## Stated problem
Pull every line of the entries that has the word "夏洛的网".

※ ※ ※

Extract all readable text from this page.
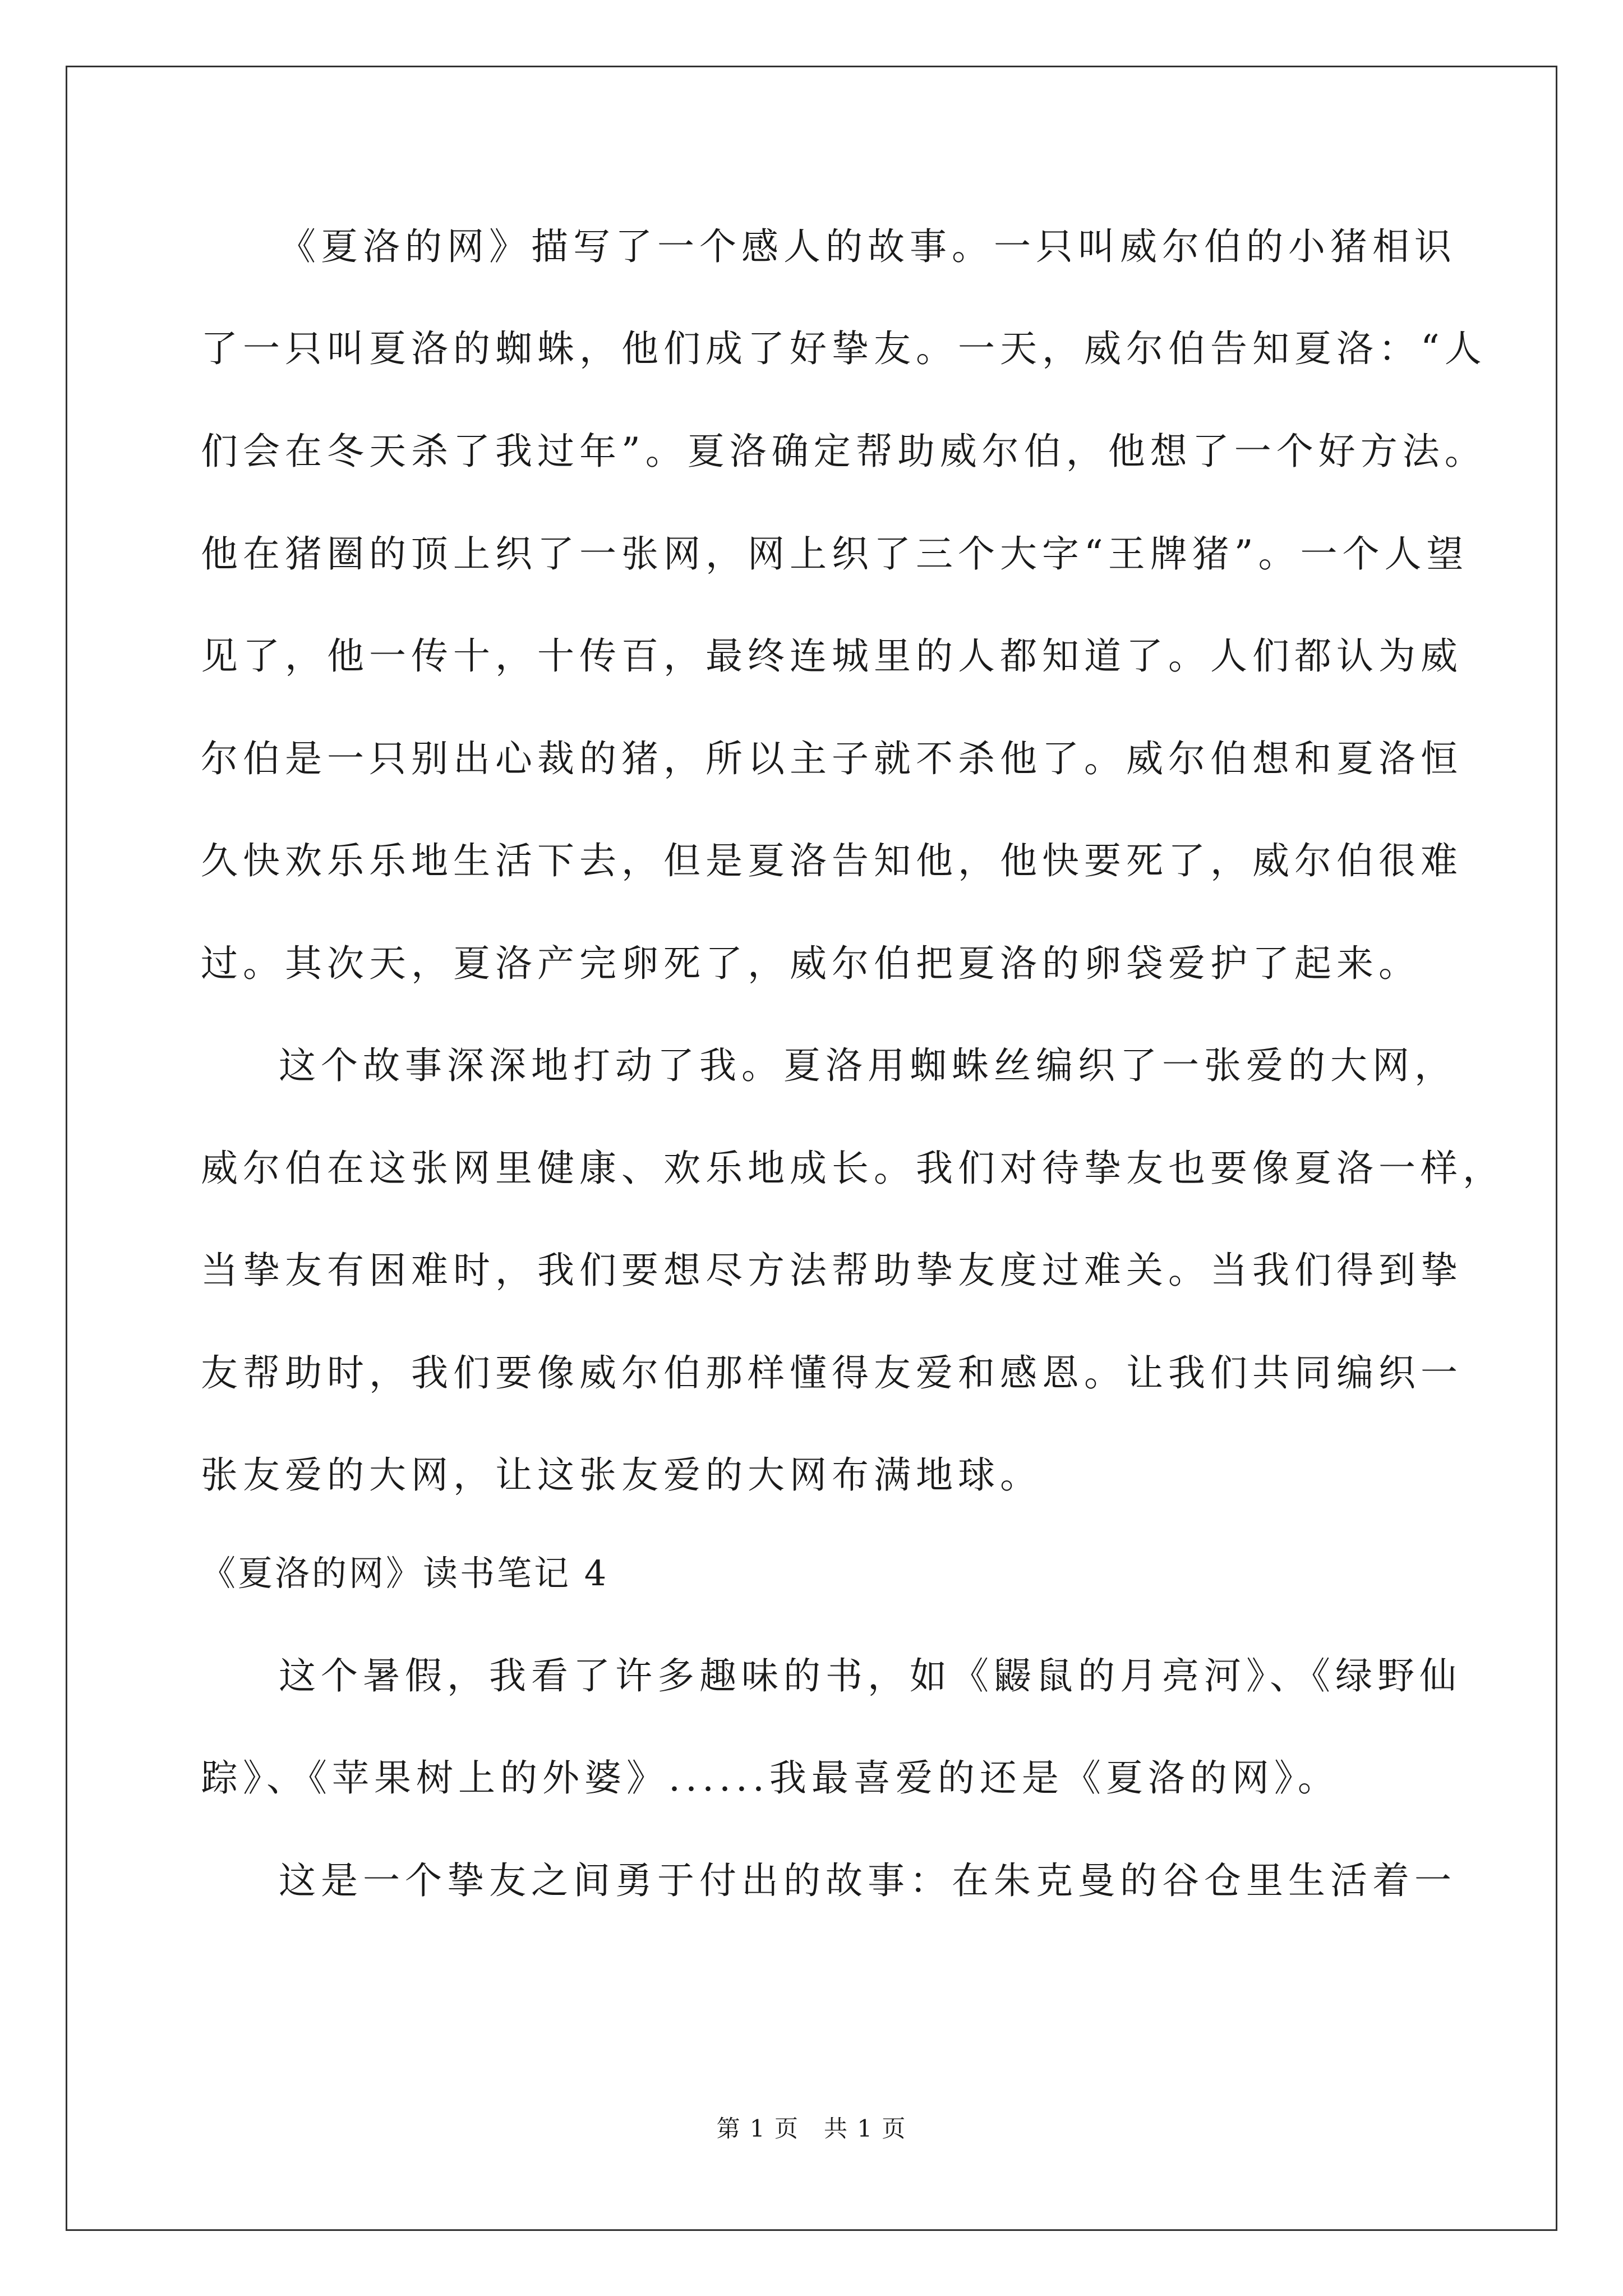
《夏洛的网》描写了一个感人的故事。一只叫威尔伯的小猪相识
了一只叫夏洛的蜘蛛，他们成了好挚友。一天，威尔伯告知夏洛：“人
们会在冬天杀了我过年”。夏洛确定帮助威尔伯，他想了一个好方法。
他在猪圈的顶上织了一张网，网上织了三个大字“王牌猪”。一个人望
见了，他一传十，十传百，最终连城里的人都知道了。人们都认为威
尔伯是一只别出心裁的猪，所以主子就不杀他了。威尔伯想和夏洛恒
久快欢乐乐地生活下去，但是夏洛告知他，他快要死了，威尔伯很难
过。其次天，夏洛产完卵死了，威尔伯把夏洛的卵袋爱护了起来。
这个故事深深地打动了我。夏洛用蜘蛛丝编织了一张爱的大网，
威尔伯在这张网里健康、欢乐地成长。我们对待挚友也要像夏洛一样，
当挚友有困难时，我们要想尽方法帮助挚友度过难关。当我们得到挚
友帮助时，我们要像威尔伯那样懂得友爱和感恩。让我们共同编织一
张友爱的大网，让这张友爱的大网布满地球。
《夏洛的网》读书笔记 4
这个暑假，我看了许多趣味的书，如《鼹鼠的月亮河》、《绿野仙
踪》、《苹果树上的外婆》......我最喜爱的还是《夏洛的网》。
这是一个挚友之间勇于付出的故事：在朱克曼的谷仓里生活着一
第 1 页　共 1 页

※ ※ ※

## Right answer
《夏洛的网》描写了一个感人的故事。一只叫威尔伯的小猪相识
《夏洛的网》读书笔记 4
踪》、《苹果树上的外婆》......我最喜爱的还是《夏洛的网》。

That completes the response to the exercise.